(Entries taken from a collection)
***

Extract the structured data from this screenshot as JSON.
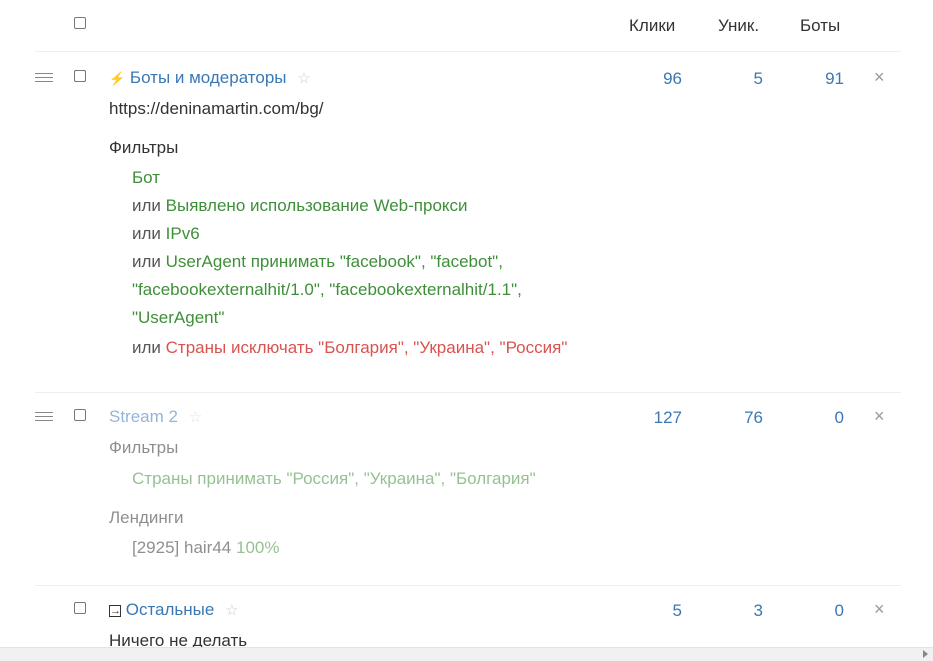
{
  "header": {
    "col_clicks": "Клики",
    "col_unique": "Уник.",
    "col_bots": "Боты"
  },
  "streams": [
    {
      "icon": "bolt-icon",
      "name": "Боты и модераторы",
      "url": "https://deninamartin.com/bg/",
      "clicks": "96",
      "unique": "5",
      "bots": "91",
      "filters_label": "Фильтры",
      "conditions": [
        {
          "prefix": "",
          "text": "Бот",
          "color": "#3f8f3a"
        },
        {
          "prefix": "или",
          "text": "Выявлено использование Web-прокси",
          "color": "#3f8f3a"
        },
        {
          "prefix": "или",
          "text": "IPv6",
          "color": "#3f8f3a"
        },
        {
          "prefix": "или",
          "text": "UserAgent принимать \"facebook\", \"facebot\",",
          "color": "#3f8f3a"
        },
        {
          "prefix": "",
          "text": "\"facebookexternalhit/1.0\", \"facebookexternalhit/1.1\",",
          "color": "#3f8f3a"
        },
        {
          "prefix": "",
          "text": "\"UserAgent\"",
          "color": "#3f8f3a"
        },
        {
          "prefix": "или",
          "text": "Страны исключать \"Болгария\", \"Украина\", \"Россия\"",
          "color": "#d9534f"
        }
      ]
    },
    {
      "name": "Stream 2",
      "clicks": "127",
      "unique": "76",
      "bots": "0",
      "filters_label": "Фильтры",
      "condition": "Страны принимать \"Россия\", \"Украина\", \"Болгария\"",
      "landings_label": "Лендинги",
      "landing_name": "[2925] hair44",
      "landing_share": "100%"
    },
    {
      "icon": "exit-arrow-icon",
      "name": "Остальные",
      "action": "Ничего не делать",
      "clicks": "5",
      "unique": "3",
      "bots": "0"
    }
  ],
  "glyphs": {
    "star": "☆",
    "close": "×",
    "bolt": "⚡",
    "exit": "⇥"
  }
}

***

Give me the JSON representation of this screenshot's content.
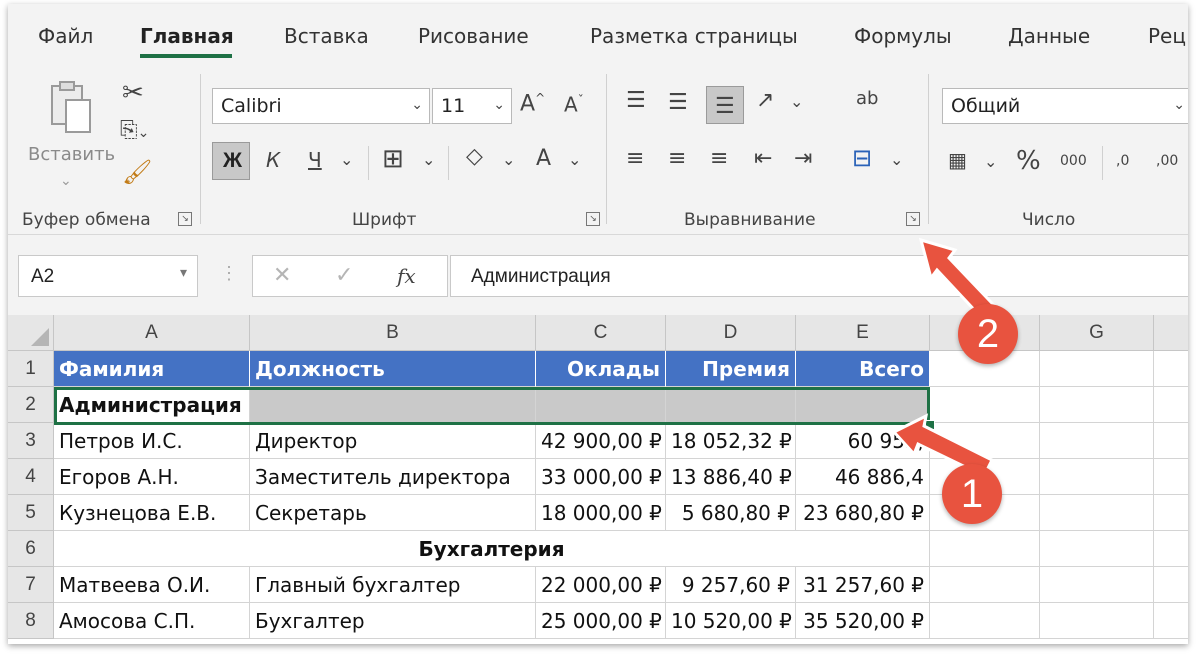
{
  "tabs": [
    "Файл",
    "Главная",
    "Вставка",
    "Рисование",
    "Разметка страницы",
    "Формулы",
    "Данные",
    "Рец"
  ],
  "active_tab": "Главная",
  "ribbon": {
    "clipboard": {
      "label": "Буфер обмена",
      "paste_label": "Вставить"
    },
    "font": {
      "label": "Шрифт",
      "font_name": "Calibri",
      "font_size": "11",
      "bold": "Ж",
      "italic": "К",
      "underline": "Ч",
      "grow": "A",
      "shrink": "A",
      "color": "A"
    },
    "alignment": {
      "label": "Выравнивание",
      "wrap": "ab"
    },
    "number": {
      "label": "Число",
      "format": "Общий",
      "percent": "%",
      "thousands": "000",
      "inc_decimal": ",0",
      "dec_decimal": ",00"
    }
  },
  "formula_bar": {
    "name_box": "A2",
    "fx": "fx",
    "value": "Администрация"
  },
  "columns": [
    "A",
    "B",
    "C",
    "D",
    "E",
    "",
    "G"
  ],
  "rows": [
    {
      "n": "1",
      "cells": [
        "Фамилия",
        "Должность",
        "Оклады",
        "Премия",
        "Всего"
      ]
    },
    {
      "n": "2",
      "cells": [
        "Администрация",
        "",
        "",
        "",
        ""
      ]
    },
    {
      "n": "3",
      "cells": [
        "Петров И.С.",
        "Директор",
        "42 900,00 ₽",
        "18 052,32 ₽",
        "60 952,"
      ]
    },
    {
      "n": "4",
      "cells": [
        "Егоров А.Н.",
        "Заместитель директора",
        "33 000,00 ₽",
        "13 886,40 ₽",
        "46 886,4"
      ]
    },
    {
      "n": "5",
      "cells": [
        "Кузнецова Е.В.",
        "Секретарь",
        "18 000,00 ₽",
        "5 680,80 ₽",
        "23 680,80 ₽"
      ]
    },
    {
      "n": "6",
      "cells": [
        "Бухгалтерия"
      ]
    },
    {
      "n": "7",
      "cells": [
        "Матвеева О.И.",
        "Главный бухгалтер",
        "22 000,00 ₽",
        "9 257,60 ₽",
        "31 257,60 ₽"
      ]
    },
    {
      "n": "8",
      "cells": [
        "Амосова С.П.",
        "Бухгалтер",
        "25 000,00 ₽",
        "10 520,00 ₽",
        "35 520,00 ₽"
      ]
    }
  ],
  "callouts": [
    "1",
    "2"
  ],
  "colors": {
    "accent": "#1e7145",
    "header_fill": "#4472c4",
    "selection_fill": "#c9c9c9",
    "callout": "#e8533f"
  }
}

***

__GIVEN REQUEST__: Identify the lines of the entries containing the string "Украина". Copy each such line.

__FULL RESPONSE__:
          "text": "Страны исключать \"Болгария\", \"Украина\", \"Россия\"",
      "condition": "Страны принимать \"Россия\", \"Украина\", \"Болгария\"",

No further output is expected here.